EXERCISE BRIEF:
In the listing below, count the lines with "image" and report only the figure.

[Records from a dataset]

........

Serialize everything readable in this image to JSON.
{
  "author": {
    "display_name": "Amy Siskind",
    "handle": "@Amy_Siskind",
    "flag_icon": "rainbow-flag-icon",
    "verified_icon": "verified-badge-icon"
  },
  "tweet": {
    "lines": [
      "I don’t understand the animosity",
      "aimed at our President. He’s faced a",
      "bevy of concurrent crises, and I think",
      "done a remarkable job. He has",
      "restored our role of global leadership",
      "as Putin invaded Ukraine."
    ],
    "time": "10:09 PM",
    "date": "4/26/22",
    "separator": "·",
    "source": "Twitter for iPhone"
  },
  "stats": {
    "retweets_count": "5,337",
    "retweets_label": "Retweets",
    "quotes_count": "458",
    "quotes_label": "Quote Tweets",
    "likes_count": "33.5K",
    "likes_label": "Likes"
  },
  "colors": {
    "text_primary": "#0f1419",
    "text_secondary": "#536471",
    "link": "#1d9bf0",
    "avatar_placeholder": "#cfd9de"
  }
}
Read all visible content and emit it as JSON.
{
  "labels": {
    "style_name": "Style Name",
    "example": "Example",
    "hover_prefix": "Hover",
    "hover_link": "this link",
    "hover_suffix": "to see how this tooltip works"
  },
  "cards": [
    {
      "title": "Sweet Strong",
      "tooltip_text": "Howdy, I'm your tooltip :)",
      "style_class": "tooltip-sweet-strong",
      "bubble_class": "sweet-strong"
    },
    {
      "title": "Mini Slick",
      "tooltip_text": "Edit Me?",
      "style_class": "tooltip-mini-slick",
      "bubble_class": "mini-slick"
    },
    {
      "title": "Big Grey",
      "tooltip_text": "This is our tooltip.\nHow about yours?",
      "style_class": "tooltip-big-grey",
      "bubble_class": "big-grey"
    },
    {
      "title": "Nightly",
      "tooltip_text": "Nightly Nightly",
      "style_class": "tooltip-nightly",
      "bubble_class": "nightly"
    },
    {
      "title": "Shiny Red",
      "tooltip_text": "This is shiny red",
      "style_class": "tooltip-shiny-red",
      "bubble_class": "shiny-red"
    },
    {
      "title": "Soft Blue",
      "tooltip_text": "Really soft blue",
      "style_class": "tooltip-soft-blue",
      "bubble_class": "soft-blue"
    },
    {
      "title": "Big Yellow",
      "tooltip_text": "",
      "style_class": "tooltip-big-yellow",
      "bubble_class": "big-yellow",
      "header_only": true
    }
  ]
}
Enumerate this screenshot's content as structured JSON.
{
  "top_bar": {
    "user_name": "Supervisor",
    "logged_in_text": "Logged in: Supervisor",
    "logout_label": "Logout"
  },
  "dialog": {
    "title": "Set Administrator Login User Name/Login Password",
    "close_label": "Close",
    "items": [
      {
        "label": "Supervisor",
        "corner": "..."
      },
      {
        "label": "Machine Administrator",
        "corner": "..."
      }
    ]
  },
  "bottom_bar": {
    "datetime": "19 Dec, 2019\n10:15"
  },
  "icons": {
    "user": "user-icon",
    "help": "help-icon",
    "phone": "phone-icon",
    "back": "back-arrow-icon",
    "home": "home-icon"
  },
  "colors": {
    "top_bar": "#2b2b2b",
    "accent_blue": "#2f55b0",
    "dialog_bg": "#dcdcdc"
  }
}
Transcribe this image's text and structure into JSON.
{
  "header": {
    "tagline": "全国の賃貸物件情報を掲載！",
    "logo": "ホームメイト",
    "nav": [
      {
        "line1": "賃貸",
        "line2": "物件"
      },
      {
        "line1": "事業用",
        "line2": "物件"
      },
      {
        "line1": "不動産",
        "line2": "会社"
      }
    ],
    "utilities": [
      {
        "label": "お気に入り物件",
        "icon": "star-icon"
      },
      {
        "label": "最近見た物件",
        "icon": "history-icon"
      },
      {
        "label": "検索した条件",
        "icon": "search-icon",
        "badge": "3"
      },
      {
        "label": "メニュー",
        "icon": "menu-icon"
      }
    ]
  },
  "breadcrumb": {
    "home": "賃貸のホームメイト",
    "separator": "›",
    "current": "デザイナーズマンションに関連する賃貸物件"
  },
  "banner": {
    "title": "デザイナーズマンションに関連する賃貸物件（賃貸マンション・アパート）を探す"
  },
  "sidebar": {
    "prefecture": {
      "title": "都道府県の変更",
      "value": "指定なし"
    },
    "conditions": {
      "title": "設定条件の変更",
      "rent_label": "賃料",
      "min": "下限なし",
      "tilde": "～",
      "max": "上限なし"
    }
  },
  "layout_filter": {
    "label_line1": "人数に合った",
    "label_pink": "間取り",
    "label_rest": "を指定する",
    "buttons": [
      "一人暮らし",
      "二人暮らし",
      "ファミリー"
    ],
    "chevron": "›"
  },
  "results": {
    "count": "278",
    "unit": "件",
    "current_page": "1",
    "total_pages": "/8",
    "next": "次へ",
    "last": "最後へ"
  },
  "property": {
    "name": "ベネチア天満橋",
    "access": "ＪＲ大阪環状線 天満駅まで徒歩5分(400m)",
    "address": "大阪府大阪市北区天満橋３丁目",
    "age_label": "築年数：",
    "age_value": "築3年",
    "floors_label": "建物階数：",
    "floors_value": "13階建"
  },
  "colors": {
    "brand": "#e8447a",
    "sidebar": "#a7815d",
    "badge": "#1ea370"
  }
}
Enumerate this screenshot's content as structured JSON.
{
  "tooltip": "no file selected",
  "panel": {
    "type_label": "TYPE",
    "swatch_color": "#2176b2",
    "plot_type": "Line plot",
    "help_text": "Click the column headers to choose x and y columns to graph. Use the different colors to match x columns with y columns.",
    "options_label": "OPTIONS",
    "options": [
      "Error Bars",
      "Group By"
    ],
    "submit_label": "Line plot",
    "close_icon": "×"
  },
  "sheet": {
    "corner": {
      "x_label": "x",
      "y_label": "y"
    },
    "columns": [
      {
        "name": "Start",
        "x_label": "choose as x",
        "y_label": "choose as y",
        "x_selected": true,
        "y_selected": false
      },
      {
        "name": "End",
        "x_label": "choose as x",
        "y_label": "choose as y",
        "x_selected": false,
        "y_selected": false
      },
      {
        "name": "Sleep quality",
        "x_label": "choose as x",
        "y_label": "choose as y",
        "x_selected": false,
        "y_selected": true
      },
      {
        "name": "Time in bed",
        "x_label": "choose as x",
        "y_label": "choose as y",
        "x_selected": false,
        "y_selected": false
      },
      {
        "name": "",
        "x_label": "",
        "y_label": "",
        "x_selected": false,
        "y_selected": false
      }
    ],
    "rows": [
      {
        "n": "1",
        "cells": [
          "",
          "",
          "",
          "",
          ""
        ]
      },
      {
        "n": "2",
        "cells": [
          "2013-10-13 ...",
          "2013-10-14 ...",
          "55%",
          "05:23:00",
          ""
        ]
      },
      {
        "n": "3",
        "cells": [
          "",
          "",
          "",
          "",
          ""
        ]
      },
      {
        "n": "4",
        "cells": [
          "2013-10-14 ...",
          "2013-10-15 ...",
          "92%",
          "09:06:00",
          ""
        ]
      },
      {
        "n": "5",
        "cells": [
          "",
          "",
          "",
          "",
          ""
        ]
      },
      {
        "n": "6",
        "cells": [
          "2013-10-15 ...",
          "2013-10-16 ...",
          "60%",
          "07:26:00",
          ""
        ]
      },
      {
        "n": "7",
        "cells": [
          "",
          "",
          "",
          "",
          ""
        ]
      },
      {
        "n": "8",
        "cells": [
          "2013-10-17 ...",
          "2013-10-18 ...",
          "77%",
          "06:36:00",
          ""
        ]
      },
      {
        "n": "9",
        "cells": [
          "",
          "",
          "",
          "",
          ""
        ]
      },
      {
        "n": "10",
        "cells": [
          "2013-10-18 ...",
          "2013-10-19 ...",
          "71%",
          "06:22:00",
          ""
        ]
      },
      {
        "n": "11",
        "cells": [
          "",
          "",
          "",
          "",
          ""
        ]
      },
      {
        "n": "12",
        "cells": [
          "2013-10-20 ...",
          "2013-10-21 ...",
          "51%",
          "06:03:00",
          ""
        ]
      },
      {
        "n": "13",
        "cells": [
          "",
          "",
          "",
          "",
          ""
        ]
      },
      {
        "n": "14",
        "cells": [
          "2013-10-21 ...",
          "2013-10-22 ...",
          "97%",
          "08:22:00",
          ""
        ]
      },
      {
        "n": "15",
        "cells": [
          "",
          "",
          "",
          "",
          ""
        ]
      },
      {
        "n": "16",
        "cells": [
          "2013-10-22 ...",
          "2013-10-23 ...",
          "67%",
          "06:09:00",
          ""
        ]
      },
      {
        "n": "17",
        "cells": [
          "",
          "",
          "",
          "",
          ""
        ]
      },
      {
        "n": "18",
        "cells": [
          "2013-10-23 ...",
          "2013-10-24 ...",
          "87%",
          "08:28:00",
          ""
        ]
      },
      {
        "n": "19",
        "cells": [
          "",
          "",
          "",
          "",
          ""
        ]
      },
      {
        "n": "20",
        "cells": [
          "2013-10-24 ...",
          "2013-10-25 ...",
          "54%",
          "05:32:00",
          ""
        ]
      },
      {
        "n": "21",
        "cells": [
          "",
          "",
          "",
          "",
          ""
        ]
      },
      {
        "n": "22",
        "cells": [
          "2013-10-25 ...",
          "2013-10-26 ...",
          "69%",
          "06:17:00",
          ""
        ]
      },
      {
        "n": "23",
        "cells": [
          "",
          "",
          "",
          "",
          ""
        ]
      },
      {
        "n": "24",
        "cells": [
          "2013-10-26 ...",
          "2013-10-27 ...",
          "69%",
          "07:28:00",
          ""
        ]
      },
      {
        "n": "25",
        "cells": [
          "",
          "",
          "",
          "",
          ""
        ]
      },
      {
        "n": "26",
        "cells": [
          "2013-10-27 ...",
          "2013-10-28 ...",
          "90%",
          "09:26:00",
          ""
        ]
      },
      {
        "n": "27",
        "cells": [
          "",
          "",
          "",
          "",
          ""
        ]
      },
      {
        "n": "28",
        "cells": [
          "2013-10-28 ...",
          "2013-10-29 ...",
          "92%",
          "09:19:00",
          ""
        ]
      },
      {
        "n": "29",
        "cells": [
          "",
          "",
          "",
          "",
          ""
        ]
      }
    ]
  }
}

........

OUTPUT FOR THIS TASK:
2